• _Task objective_
Your task is to gather the lines below that hold the string "distal".

• _Exercise data_
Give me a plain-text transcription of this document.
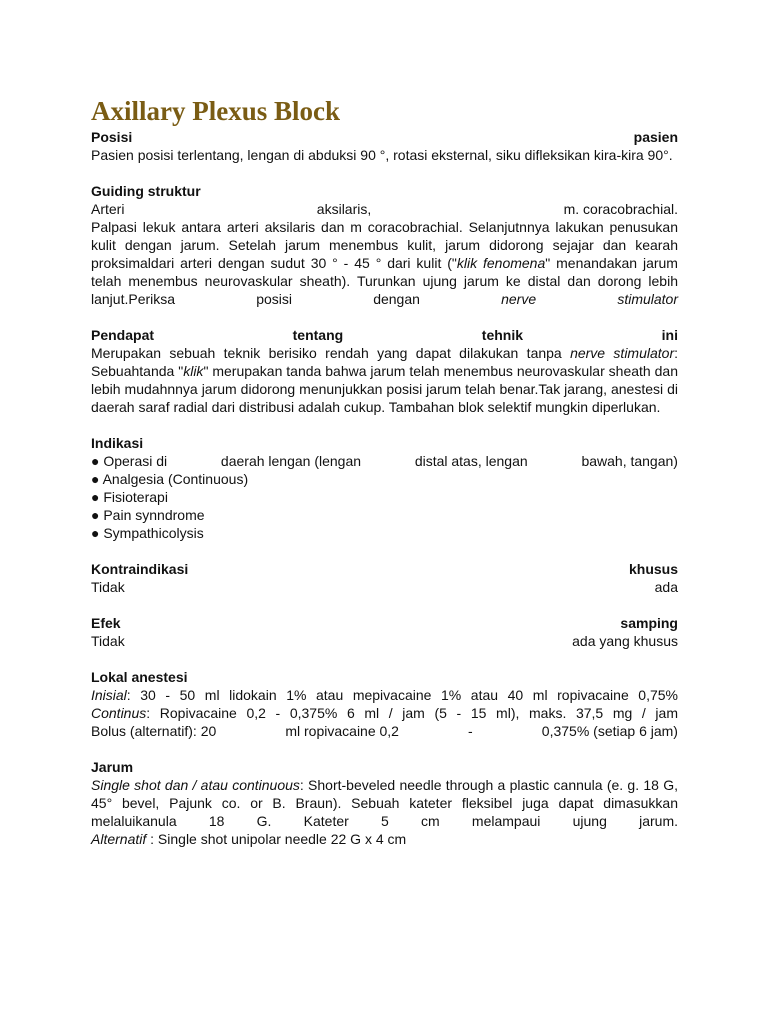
Axillary Plexus Block
Posisi	pasien

Pasien posisi terlentang, lengan di abduksi 90 °, rotasi eksternal, siku difleksikan kira-kira 90°.

Guiding struktur
Arteri	aksilaris,	m. coracobrachial.

Palpasi lekuk antara arteri aksilaris dan m coracobrachial. Selanjutnnya lakukan penusukan kulit dengan jarum. Setelah jarum menembus kulit, jarum didorong sejajar dan kearah proksimaldari arteri dengan sudut 30 ° - 45 ° dari kulit ("klik fenomena" menandakan jarum telah menembus neurovaskular sheath). Turunkan ujung jarum ke distal dan dorong lebih lanjut.Periksa posisi dengan nerve stimulator

Pendapat	tentang	tehnik	ini

Merupakan sebuah teknik berisiko rendah yang dapat dilakukan tanpa nerve stimulator: Sebuahtanda "klik" merupakan tanda bahwa jarum telah menembus neurovaskular sheath dan lebih mudahnnya jarum didorong menunjukkan posisi jarum telah benar.Tak jarang, anestesi di daerah saraf radial dari distribusi adalah cukup. Tambahan blok selektif mungkin diperlukan.

Indikasi
● Operasi di	daerah lengan (lengan	distal atas, lengan	bawah, tangan)
● Analgesia (Continuous)
● Fisioterapi
● Pain synndrome
● Sympathicolysis
Kontraindikasi	khusus
Tidak	ada
Efek	samping
Tidak	ada yang khusus
Lokal anestesi

Inisial: 30 - 50 ml lidokain 1% atau mepivacaine 1% atau 40 ml ropivacaine 0,75%

Continus: Ropivacaine 0,2 - 0,375% 6 ml / jam (5 - 15 ml), maks. 37,5 mg / jam

Bolus (alternatif): 20	ml ropivacaine 0,2	-	0,375% (setiap 6 jam)
Jarum

Single shot dan / atau continuous: Short-beveled needle through a plastic cannula (e. g. 18 G, 45° bevel, Pajunk co. or B. Braun). Sebuah kateter fleksibel juga dapat dimasukkan melaluikanula 18 G. Kateter 5 cm melampaui ujung jarum.

Alternatif : Single shot unipolar needle 22 G x 4 cm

• _Answer to this problem_
Palpasi lekuk antara arteri aksilaris dan m coracobrachial. Selanjutnnya lakukan penusukan kulit dengan jarum. Setelah jarum menembus kulit, jarum didorong sejajar dan kearah proksimaldari arteri dengan sudut 30 ° - 45 ° dari kulit ("klik fenomena" menandakan jarum telah menembus neurovaskular sheath). Turunkan ujung jarum ke distal dan dorong lebih lanjut.Periksa posisi dengan nerve stimulator
● Operasi di	daerah lengan (lengan	distal atas, lengan	bawah, tangan)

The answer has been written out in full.